• [Figure record listings]:
"""

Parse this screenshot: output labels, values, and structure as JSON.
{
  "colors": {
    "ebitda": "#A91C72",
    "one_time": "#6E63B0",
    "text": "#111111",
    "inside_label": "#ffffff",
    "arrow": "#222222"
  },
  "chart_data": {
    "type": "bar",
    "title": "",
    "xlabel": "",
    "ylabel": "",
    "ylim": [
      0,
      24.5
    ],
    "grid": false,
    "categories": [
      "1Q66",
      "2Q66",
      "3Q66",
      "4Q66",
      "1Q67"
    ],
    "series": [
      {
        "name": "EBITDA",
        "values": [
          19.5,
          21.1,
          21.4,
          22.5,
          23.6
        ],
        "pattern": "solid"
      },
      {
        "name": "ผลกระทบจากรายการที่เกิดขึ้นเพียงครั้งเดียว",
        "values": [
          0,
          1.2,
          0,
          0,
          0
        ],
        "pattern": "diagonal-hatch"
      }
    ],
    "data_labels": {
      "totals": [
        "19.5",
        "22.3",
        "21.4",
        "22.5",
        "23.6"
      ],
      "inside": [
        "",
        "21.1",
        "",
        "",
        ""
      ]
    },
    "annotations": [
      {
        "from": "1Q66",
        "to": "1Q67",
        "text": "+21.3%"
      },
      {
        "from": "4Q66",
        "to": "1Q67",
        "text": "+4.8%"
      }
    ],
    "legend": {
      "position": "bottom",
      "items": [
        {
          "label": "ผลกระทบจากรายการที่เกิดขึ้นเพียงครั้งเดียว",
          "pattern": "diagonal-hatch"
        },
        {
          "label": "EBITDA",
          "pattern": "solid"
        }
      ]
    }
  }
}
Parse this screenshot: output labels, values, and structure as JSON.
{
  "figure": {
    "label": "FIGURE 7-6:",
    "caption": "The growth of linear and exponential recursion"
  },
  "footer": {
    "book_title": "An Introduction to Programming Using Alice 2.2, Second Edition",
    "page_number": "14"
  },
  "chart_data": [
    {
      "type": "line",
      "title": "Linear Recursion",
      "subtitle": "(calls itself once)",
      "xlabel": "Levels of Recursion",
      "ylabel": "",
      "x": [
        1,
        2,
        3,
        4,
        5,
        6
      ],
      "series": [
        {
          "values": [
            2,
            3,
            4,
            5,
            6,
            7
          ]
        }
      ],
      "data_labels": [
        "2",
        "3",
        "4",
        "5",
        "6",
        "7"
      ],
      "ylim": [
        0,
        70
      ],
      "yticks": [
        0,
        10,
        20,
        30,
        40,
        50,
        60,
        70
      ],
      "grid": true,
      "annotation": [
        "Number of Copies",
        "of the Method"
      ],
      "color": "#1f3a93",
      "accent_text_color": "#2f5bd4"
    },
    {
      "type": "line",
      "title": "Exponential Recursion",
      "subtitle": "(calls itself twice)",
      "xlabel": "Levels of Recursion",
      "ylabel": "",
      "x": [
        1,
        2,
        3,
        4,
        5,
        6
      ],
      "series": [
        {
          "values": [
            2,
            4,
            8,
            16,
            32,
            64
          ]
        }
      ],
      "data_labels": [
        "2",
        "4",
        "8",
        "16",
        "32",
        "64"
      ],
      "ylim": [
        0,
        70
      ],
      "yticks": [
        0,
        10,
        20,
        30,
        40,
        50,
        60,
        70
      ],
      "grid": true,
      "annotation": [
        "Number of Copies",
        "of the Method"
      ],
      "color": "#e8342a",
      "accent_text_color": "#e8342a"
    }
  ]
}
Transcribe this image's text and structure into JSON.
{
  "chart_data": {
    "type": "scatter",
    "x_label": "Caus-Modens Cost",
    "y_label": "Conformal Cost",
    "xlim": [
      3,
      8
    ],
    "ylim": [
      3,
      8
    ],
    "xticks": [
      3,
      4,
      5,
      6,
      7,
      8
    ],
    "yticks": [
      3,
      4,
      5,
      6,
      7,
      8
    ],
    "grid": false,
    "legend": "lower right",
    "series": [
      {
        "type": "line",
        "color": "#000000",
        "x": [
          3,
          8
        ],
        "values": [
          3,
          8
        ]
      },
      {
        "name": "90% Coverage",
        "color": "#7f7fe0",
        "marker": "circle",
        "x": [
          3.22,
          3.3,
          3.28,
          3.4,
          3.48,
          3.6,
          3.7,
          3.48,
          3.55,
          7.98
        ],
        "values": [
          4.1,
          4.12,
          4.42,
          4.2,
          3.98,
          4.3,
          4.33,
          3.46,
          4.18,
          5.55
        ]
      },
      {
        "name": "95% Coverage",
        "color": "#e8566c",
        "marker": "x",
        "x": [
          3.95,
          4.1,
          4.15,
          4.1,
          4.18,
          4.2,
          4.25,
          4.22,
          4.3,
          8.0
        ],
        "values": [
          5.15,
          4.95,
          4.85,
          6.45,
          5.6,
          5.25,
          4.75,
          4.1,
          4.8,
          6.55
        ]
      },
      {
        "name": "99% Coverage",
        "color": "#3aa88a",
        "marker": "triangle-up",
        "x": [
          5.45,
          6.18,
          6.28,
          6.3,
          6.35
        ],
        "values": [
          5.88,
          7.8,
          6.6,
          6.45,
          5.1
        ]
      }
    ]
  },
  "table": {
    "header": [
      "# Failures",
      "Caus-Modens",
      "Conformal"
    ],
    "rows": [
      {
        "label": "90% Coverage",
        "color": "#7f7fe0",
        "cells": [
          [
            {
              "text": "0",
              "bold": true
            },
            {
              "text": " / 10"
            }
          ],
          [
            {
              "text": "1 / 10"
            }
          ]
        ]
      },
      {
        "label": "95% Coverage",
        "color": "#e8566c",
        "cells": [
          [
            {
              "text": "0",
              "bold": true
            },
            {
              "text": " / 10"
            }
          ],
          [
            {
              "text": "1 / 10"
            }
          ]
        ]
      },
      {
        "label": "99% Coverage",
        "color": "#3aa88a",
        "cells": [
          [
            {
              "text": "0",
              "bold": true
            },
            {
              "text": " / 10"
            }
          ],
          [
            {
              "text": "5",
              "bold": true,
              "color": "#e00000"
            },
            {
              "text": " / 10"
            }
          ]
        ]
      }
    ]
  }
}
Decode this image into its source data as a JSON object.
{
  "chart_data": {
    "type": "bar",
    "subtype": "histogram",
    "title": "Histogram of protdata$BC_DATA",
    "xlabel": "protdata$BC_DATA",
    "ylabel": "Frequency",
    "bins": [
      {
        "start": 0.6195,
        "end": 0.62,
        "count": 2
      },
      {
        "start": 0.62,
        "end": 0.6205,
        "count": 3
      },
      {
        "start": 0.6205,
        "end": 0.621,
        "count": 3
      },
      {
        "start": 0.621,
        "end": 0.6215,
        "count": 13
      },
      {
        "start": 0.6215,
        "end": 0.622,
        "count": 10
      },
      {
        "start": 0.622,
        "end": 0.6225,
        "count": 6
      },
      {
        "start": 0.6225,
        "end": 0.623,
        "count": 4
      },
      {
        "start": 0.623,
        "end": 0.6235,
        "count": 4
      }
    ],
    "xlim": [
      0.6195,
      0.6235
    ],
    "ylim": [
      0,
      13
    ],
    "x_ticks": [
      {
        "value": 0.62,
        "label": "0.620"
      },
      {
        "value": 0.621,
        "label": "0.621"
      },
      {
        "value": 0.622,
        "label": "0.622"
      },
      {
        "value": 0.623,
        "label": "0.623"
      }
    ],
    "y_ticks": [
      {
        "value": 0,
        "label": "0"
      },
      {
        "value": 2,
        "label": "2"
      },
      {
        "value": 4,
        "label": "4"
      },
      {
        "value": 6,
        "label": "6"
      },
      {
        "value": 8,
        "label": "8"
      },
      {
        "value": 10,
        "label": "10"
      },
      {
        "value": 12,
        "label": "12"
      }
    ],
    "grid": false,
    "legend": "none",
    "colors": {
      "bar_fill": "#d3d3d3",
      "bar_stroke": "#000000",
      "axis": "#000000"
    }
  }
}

"""

• [WHAT YOU WILL DO]: Every record shown above must be echoed exactly.

• [THE REPLY]:
Parse this screenshot: output labels, values, and structure as JSON.
{
  "colors": {
    "ebitda": "#A91C72",
    "one_time": "#6E63B0",
    "text": "#111111",
    "inside_label": "#ffffff",
    "arrow": "#222222"
  },
  "chart_data": {
    "type": "bar",
    "title": "",
    "xlabel": "",
    "ylabel": "",
    "ylim": [
      0,
      24.5
    ],
    "grid": false,
    "categories": [
      "1Q66",
      "2Q66",
      "3Q66",
      "4Q66",
      "1Q67"
    ],
    "series": [
      {
        "name": "EBITDA",
        "values": [
          19.5,
          21.1,
          21.4,
          22.5,
          23.6
        ],
        "pattern": "solid"
      },
      {
        "name": "ผลกระทบจากรายการที่เกิดขึ้นเพียงครั้งเดียว",
        "values": [
          0,
          1.2,
          0,
          0,
          0
        ],
        "pattern": "diagonal-hatch"
      }
    ],
    "data_labels": {
      "totals": [
        "19.5",
        "22.3",
        "21.4",
        "22.5",
        "23.6"
      ],
      "inside": [
        "",
        "21.1",
        "",
        "",
        ""
      ]
    },
    "annotations": [
      {
        "from": "1Q66",
        "to": "1Q67",
        "text": "+21.3%"
      },
      {
        "from": "4Q66",
        "to": "1Q67",
        "text": "+4.8%"
      }
    ],
    "legend": {
      "position": "bottom",
      "items": [
        {
          "label": "ผลกระทบจากรายการที่เกิดขึ้นเพียงครั้งเดียว",
          "pattern": "diagonal-hatch"
        },
        {
          "label": "EBITDA",
          "pattern": "solid"
        }
      ]
    }
  }
}
Parse this screenshot: output labels, values, and structure as JSON.
{
  "figure": {
    "label": "FIGURE 7-6:",
    "caption": "The growth of linear and exponential recursion"
  },
  "footer": {
    "book_title": "An Introduction to Programming Using Alice 2.2, Second Edition",
    "page_number": "14"
  },
  "chart_data": [
    {
      "type": "line",
      "title": "Linear Recursion",
      "subtitle": "(calls itself once)",
      "xlabel": "Levels of Recursion",
      "ylabel": "",
      "x": [
        1,
        2,
        3,
        4,
        5,
        6
      ],
      "series": [
        {
          "values": [
            2,
            3,
            4,
            5,
            6,
            7
          ]
        }
      ],
      "data_labels": [
        "2",
        "3",
        "4",
        "5",
        "6",
        "7"
      ],
      "ylim": [
        0,
        70
      ],
      "yticks": [
        0,
        10,
        20,
        30,
        40,
        50,
        60,
        70
      ],
      "grid": true,
      "annotation": [
        "Number of Copies",
        "of the Method"
      ],
      "color": "#1f3a93",
      "accent_text_color": "#2f5bd4"
    },
    {
      "type": "line",
      "title": "Exponential Recursion",
      "subtitle": "(calls itself twice)",
      "xlabel": "Levels of Recursion",
      "ylabel": "",
      "x": [
        1,
        2,
        3,
        4,
        5,
        6
      ],
      "series": [
        {
          "values": [
            2,
            4,
            8,
            16,
            32,
            64
          ]
        }
      ],
      "data_labels": [
        "2",
        "4",
        "8",
        "16",
        "32",
        "64"
      ],
      "ylim": [
        0,
        70
      ],
      "yticks": [
        0,
        10,
        20,
        30,
        40,
        50,
        60,
        70
      ],
      "grid": true,
      "annotation": [
        "Number of Copies",
        "of the Method"
      ],
      "color": "#e8342a",
      "accent_text_color": "#e8342a"
    }
  ]
}
Transcribe this image's text and structure into JSON.
{
  "chart_data": {
    "type": "scatter",
    "x_label": "Caus-Modens Cost",
    "y_label": "Conformal Cost",
    "xlim": [
      3,
      8
    ],
    "ylim": [
      3,
      8
    ],
    "xticks": [
      3,
      4,
      5,
      6,
      7,
      8
    ],
    "yticks": [
      3,
      4,
      5,
      6,
      7,
      8
    ],
    "grid": false,
    "legend": "lower right",
    "series": [
      {
        "type": "line",
        "color": "#000000",
        "x": [
          3,
          8
        ],
        "values": [
          3,
          8
        ]
      },
      {
        "name": "90% Coverage",
        "color": "#7f7fe0",
        "marker": "circle",
        "x": [
          3.22,
          3.3,
          3.28,
          3.4,
          3.48,
          3.6,
          3.7,
          3.48,
          3.55,
          7.98
        ],
        "values": [
          4.1,
          4.12,
          4.42,
          4.2,
          3.98,
          4.3,
          4.33,
          3.46,
          4.18,
          5.55
        ]
      },
      {
        "name": "95% Coverage",
        "color": "#e8566c",
        "marker": "x",
        "x": [
          3.95,
          4.1,
          4.15,
          4.1,
          4.18,
          4.2,
          4.25,
          4.22,
          4.3,
          8.0
        ],
        "values": [
          5.15,
          4.95,
          4.85,
          6.45,
          5.6,
          5.25,
          4.75,
          4.1,
          4.8,
          6.55
        ]
      },
      {
        "name": "99% Coverage",
        "color": "#3aa88a",
        "marker": "triangle-up",
        "x": [
          5.45,
          6.18,
          6.28,
          6.3,
          6.35
        ],
        "values": [
          5.88,
          7.8,
          6.6,
          6.45,
          5.1
        ]
      }
    ]
  },
  "table": {
    "header": [
      "# Failures",
      "Caus-Modens",
      "Conformal"
    ],
    "rows": [
      {
        "label": "90% Coverage",
        "color": "#7f7fe0",
        "cells": [
          [
            {
              "text": "0",
              "bold": true
            },
            {
              "text": " / 10"
            }
          ],
          [
            {
              "text": "1 / 10"
            }
          ]
        ]
      },
      {
        "label": "95% Coverage",
        "color": "#e8566c",
        "cells": [
          [
            {
              "text": "0",
              "bold": true
            },
            {
              "text": " / 10"
            }
          ],
          [
            {
              "text": "1 / 10"
            }
          ]
        ]
      },
      {
        "label": "99% Coverage",
        "color": "#3aa88a",
        "cells": [
          [
            {
              "text": "0",
              "bold": true
            },
            {
              "text": " / 10"
            }
          ],
          [
            {
              "text": "5",
              "bold": true,
              "color": "#e00000"
            },
            {
              "text": " / 10"
            }
          ]
        ]
      }
    ]
  }
}
Decode this image into its source data as a JSON object.
{
  "chart_data": {
    "type": "bar",
    "subtype": "histogram",
    "title": "Histogram of protdata$BC_DATA",
    "xlabel": "protdata$BC_DATA",
    "ylabel": "Frequency",
    "bins": [
      {
        "start": 0.6195,
        "end": 0.62,
        "count": 2
      },
      {
        "start": 0.62,
        "end": 0.6205,
        "count": 3
      },
      {
        "start": 0.6205,
        "end": 0.621,
        "count": 3
      },
      {
        "start": 0.621,
        "end": 0.6215,
        "count": 13
      },
      {
        "start": 0.6215,
        "end": 0.622,
        "count": 10
      },
      {
        "start": 0.622,
        "end": 0.6225,
        "count": 6
      },
      {
        "start": 0.6225,
        "end": 0.623,
        "count": 4
      },
      {
        "start": 0.623,
        "end": 0.6235,
        "count": 4
      }
    ],
    "xlim": [
      0.6195,
      0.6235
    ],
    "ylim": [
      0,
      13
    ],
    "x_ticks": [
      {
        "value": 0.62,
        "label": "0.620"
      },
      {
        "value": 0.621,
        "label": "0.621"
      },
      {
        "value": 0.622,
        "label": "0.622"
      },
      {
        "value": 0.623,
        "label": "0.623"
      }
    ],
    "y_ticks": [
      {
        "value": 0,
        "label": "0"
      },
      {
        "value": 2,
        "label": "2"
      },
      {
        "value": 4,
        "label": "4"
      },
      {
        "value": 6,
        "label": "6"
      },
      {
        "value": 8,
        "label": "8"
      },
      {
        "value": 10,
        "label": "10"
      },
      {
        "value": 12,
        "label": "12"
      }
    ],
    "grid": false,
    "legend": "none",
    "colors": {
      "bar_fill": "#d3d3d3",
      "bar_stroke": "#000000",
      "axis": "#000000"
    }
  }
}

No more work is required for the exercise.